▶ [What to produce]: Skip every picture, then write out exactly the lines of the listing below from the line that contains "Read all visible content and emit it as JSON." through the final line.

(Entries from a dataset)
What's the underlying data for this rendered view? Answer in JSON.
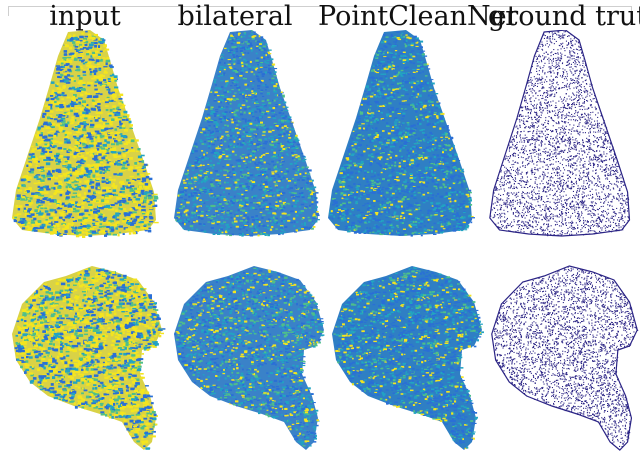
{
  "columns": [
    {
      "key": "input",
      "label": "input"
    },
    {
      "key": "bilateral",
      "label": "bilateral"
    },
    {
      "key": "pointcleannet",
      "label": "PointCleanNet"
    },
    {
      "key": "ground_truth",
      "label": "ground truth"
    }
  ],
  "rows": [
    {
      "subject": "seated-figure-statue"
    },
    {
      "subject": "dragon-like-figure"
    }
  ],
  "colors": {
    "viridis_dark": "#2e1f8a",
    "blue": "#2a6fd6",
    "teal": "#22a4c2",
    "green": "#4fbf8a",
    "yellow": "#f4e51f",
    "ground_truth_points": "#2b2485"
  }
}
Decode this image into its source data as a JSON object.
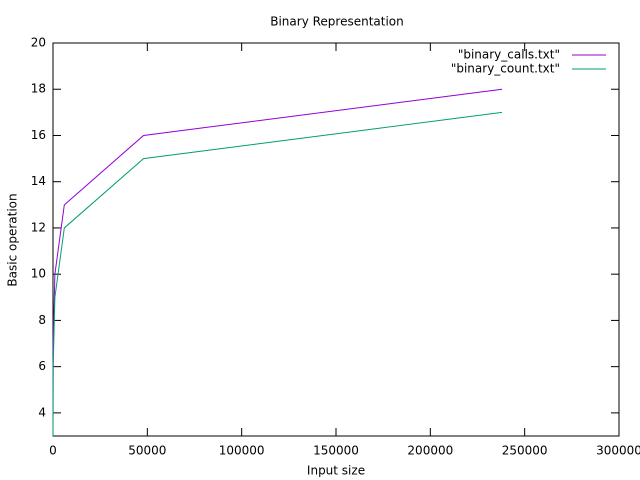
{
  "chart_data": {
    "type": "line",
    "title": "Binary Representation",
    "x_label": "Input size",
    "y_label": "Basic operation",
    "x": [
      10,
      100,
      1000,
      6000,
      48000,
      238000
    ],
    "series": [
      {
        "name": "\"binary_calls.txt\"",
        "color": "#9400d3",
        "values": [
          4,
          7,
          10,
          13,
          16,
          18
        ]
      },
      {
        "name": "\"binary_count.txt\"",
        "color": "#009e73",
        "values": [
          3,
          6,
          9,
          12,
          15,
          17
        ]
      }
    ],
    "xlim": [
      0,
      300000
    ],
    "xticks": [
      0,
      50000,
      100000,
      150000,
      200000,
      250000,
      300000
    ],
    "ylim": [
      3,
      20
    ],
    "yticks": [
      4,
      6,
      8,
      10,
      12,
      14,
      16,
      18,
      20
    ],
    "legend": "top-right",
    "grid": false
  }
}
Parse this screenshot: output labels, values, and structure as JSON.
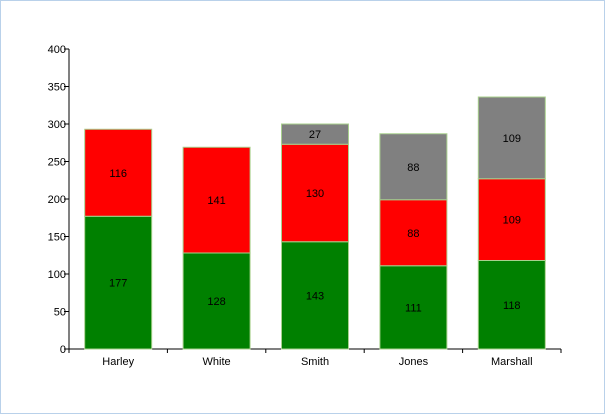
{
  "chart_data": {
    "type": "bar",
    "stacked": true,
    "categories": [
      "Harley",
      "White",
      "Smith",
      "Jones",
      "Marshall"
    ],
    "series": [
      {
        "color": "#008000",
        "values": [
          177,
          128,
          143,
          111,
          118
        ]
      },
      {
        "color": "#ff0000",
        "values": [
          116,
          141,
          130,
          88,
          109
        ]
      },
      {
        "color": "#808080",
        "values": [
          null,
          null,
          27,
          88,
          109
        ]
      }
    ],
    "ylim": [
      0,
      400
    ],
    "yticks": [
      0,
      50,
      100,
      150,
      200,
      250,
      300,
      350,
      400
    ],
    "grid": false,
    "data_labels": true,
    "bar_border_color": "#a8d08d"
  }
}
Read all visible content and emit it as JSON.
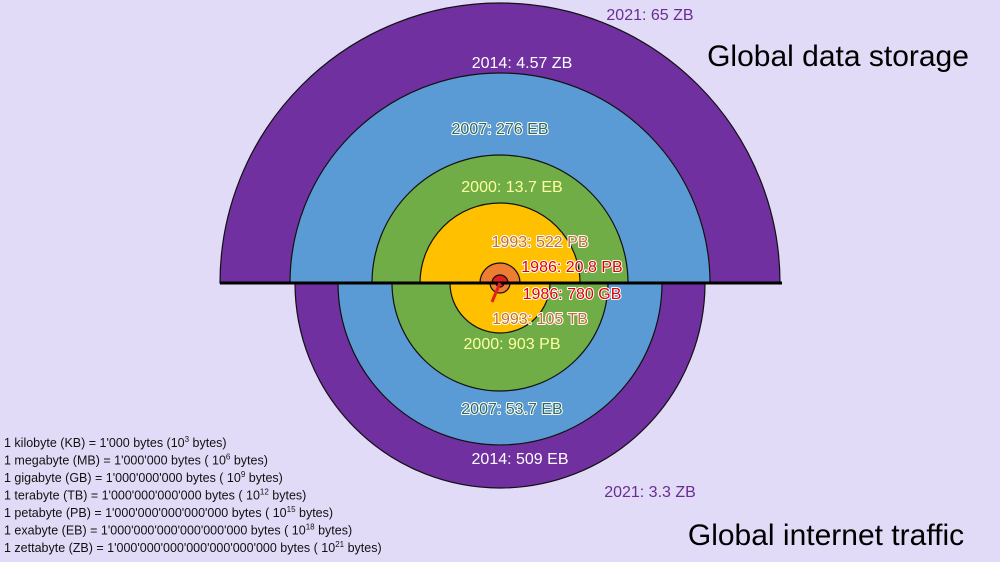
{
  "storage": {
    "title": "Global data storage",
    "labels": [
      "2021: 65 ZB",
      "2014: 4.57 ZB",
      "2007: 276 EB",
      "2000: 13.7 EB",
      "1993: 522 PB",
      "1986: 20.8 PB"
    ]
  },
  "traffic": {
    "title": "Global internet traffic",
    "labels": [
      "2021: 3.3 ZB",
      "2014: 509 EB",
      "2007: 53.7 EB",
      "2000: 903 PB",
      "1993: 105 TB",
      "1986: 780 GB"
    ]
  },
  "units": [
    {
      "definition": "1 kilobyte (KB) = 1'000 bytes (10",
      "exponent": "3",
      "suffix": " bytes)"
    },
    {
      "definition": "1 megabyte (MB) = 1'000'000 bytes ( 10",
      "exponent": "6",
      "suffix": " bytes)"
    },
    {
      "definition": "1 gigabyte (GB) = 1'000'000'000 bytes ( 10",
      "exponent": "9",
      "suffix": " bytes)"
    },
    {
      "definition": "1 terabyte (TB) = 1'000'000'000'000 bytes ( 10",
      "exponent": "12",
      "suffix": " bytes)"
    },
    {
      "definition": "1 petabyte (PB) = 1'000'000'000'000'000 bytes ( 10",
      "exponent": "15",
      "suffix": " bytes)"
    },
    {
      "definition": "1 exabyte (EB) = 1'000'000'000'000'000'000 bytes ( 10",
      "exponent": "18",
      "suffix": " bytes)"
    },
    {
      "definition": "1 zettabyte (ZB) = 1'000'000'000'000'000'000'000 bytes ( 10",
      "exponent": "21",
      "suffix": " bytes)"
    }
  ]
}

▶ [Exercise response]:
Read all visible content and emit it as JSON.
{
  "storage": {
    "title": "Global data storage",
    "labels": [
      "2021: 65 ZB",
      "2014: 4.57 ZB",
      "2007: 276 EB",
      "2000: 13.7 EB",
      "1993: 522 PB",
      "1986: 20.8 PB"
    ]
  },
  "traffic": {
    "title": "Global internet traffic",
    "labels": [
      "2021: 3.3 ZB",
      "2014: 509 EB",
      "2007: 53.7 EB",
      "2000: 903 PB",
      "1993: 105 TB",
      "1986: 780 GB"
    ]
  },
  "units": [
    {
      "definition": "1 kilobyte (KB) = 1'000 bytes (10",
      "exponent": "3",
      "suffix": " bytes)"
    },
    {
      "definition": "1 megabyte (MB) = 1'000'000 bytes ( 10",
      "exponent": "6",
      "suffix": " bytes)"
    },
    {
      "definition": "1 gigabyte (GB) = 1'000'000'000 bytes ( 10",
      "exponent": "9",
      "suffix": " bytes)"
    },
    {
      "definition": "1 terabyte (TB) = 1'000'000'000'000 bytes ( 10",
      "exponent": "12",
      "suffix": " bytes)"
    },
    {
      "definition": "1 petabyte (PB) = 1'000'000'000'000'000 bytes ( 10",
      "exponent": "15",
      "suffix": " bytes)"
    },
    {
      "definition": "1 exabyte (EB) = 1'000'000'000'000'000'000 bytes ( 10",
      "exponent": "18",
      "suffix": " bytes)"
    },
    {
      "definition": "1 zettabyte (ZB) = 1'000'000'000'000'000'000'000 bytes ( 10",
      "exponent": "21",
      "suffix": " bytes)"
    }
  ]
}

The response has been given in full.